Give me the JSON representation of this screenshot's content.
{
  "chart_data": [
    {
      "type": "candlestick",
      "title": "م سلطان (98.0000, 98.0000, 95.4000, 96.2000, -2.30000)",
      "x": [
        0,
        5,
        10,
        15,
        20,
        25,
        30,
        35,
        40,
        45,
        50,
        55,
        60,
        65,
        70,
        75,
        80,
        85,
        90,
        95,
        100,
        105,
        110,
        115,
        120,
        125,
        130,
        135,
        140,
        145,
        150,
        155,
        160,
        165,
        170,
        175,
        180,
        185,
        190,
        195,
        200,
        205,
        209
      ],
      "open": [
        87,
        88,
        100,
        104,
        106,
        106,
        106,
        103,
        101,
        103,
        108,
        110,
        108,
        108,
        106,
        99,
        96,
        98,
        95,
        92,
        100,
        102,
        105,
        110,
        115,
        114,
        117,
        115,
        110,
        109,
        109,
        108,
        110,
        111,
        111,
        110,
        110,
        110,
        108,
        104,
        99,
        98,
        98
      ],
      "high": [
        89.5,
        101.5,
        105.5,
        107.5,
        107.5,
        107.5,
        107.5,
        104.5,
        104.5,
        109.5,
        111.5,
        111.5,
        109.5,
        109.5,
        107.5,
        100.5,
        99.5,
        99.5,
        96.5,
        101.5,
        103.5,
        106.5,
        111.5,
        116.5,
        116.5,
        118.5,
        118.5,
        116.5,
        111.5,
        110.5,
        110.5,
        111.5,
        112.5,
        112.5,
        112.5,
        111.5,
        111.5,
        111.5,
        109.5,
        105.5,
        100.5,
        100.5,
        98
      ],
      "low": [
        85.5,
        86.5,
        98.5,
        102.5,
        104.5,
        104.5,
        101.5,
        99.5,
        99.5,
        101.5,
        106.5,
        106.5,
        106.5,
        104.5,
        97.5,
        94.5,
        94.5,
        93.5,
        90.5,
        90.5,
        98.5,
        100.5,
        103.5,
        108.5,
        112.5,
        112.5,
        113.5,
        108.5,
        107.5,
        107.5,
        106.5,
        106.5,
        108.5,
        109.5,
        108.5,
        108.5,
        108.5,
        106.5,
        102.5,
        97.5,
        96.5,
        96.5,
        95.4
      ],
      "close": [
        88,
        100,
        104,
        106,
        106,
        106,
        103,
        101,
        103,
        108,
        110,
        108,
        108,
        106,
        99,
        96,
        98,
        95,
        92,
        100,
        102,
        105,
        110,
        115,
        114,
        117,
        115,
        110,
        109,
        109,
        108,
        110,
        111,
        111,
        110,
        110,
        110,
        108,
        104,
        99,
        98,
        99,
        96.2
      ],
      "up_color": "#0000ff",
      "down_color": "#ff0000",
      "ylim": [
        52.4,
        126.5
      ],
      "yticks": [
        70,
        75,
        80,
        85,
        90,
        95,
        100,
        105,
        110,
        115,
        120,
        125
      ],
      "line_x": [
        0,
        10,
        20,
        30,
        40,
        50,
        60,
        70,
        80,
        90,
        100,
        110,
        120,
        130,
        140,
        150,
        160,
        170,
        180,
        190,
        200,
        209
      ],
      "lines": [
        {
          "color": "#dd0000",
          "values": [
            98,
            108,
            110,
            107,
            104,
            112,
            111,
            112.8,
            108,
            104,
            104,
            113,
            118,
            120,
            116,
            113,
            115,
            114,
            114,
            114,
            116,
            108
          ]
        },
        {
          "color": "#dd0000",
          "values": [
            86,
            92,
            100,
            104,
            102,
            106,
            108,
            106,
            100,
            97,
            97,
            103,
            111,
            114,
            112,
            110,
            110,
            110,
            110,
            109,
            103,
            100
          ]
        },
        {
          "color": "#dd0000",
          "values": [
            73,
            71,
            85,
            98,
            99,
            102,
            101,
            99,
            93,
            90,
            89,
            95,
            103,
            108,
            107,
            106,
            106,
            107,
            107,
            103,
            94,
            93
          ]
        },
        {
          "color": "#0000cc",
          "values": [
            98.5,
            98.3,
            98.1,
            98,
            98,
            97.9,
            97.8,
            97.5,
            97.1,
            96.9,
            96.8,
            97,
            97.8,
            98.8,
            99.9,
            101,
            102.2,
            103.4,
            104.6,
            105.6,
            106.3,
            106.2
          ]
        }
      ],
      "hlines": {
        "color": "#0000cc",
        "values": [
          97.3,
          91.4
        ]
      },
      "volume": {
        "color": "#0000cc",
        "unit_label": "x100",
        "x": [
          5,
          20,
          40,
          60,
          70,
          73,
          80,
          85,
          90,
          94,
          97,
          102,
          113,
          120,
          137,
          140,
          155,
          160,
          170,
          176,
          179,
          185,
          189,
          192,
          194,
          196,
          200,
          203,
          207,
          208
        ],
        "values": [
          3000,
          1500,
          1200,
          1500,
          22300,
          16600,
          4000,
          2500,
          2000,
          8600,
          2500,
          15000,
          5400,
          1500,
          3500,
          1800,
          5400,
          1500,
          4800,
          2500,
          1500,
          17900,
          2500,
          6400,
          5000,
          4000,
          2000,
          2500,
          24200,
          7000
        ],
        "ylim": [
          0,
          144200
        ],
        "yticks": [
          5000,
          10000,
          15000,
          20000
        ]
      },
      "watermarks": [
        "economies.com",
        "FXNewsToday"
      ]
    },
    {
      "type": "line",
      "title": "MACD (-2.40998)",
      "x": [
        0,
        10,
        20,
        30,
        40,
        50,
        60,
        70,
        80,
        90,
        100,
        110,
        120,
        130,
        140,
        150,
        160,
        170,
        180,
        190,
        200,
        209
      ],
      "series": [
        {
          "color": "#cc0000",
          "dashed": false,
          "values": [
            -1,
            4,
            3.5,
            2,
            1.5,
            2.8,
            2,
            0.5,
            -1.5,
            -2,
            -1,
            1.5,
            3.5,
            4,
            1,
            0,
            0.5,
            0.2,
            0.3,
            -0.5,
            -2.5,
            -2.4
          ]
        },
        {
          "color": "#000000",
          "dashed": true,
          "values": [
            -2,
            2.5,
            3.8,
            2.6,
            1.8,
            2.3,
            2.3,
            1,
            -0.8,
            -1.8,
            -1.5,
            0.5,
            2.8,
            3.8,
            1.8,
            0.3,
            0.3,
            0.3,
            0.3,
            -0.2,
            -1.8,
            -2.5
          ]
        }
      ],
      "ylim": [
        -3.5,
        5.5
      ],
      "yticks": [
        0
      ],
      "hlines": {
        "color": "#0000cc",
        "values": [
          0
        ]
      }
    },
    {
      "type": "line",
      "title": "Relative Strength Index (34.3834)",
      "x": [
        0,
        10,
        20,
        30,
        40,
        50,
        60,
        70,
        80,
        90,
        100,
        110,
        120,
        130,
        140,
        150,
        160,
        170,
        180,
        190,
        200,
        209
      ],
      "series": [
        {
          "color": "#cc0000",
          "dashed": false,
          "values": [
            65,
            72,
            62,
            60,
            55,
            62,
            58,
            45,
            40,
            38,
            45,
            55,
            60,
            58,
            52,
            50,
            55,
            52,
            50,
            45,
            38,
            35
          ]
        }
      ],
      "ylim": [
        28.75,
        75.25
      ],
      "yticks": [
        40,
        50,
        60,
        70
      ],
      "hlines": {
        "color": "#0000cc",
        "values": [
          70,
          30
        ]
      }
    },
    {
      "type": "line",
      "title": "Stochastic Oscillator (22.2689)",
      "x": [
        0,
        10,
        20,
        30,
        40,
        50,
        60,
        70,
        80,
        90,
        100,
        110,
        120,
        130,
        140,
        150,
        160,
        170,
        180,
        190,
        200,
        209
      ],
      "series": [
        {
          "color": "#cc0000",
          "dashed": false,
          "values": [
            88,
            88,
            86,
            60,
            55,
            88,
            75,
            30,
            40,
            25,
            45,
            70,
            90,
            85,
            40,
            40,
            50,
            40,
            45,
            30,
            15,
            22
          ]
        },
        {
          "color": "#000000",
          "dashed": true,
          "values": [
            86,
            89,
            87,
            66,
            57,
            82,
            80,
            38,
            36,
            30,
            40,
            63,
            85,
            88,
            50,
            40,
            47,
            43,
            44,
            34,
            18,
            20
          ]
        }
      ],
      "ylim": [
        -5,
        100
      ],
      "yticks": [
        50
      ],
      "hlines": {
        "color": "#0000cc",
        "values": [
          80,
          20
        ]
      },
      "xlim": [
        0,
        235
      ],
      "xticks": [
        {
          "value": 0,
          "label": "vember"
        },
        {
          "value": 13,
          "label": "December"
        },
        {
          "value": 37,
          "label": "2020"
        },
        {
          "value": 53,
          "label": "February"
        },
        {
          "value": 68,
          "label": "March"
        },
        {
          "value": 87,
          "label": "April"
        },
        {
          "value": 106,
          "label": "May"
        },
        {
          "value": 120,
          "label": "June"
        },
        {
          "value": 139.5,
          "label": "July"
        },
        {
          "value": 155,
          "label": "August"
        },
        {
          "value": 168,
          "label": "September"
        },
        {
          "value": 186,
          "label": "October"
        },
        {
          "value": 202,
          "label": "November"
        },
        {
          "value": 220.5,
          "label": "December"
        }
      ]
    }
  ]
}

-*-*-

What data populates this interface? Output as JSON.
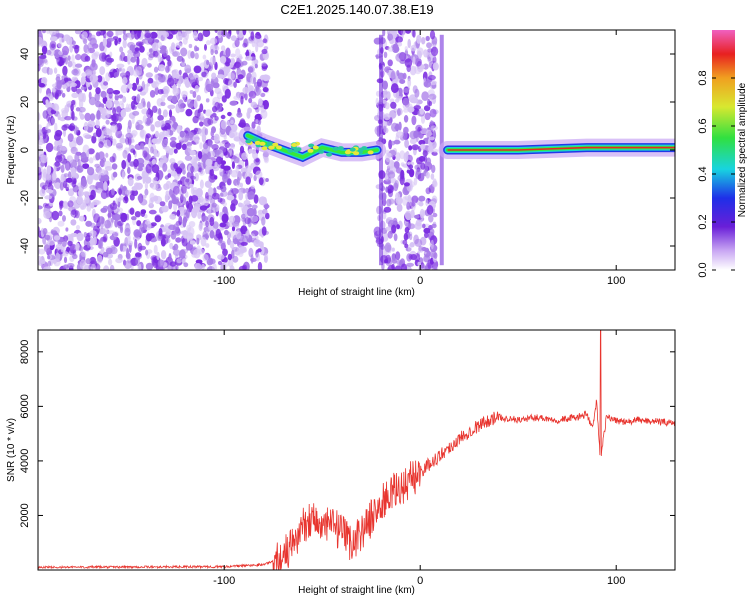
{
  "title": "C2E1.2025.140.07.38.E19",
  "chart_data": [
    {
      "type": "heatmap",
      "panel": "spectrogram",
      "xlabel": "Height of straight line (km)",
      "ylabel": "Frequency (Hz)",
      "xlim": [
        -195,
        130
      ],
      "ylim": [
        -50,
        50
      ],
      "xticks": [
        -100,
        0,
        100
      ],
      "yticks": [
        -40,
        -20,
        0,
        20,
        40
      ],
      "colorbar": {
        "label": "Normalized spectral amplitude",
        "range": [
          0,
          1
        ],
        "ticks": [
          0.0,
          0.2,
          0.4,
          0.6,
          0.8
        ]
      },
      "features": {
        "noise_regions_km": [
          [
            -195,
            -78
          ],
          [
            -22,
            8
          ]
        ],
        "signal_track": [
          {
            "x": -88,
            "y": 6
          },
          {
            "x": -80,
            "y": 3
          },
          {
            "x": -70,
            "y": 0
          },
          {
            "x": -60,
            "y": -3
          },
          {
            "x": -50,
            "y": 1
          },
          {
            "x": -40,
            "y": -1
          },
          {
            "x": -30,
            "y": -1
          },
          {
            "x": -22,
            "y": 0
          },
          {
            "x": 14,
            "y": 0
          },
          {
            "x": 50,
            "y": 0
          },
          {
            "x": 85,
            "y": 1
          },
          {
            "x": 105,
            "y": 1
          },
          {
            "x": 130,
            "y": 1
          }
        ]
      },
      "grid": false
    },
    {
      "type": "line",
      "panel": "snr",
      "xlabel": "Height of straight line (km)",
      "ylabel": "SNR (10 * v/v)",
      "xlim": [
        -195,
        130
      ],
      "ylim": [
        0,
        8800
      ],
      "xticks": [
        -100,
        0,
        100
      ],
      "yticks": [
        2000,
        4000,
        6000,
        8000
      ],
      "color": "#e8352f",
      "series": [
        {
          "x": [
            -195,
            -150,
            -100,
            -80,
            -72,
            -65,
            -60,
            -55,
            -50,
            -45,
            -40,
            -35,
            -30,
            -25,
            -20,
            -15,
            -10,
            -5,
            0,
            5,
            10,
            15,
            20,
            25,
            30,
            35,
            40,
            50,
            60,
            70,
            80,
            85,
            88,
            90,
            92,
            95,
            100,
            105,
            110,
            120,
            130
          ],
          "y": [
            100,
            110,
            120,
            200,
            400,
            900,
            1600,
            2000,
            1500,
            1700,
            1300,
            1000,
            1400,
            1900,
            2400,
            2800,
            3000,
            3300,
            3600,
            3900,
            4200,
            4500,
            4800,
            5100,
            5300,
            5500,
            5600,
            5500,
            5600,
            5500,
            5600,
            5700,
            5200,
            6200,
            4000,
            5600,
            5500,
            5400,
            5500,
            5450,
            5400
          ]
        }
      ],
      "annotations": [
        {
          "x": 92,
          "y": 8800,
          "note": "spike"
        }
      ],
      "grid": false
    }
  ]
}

-*-*-

(INSTRUCTIONS TO FOLLOW):
Search the entries for the word "ylabel" and copy every line that has it.

(SOLUTION TO THIS TASK):
      "ylabel": "Frequency (Hz)",
      "ylabel": "SNR (10 * v/v)",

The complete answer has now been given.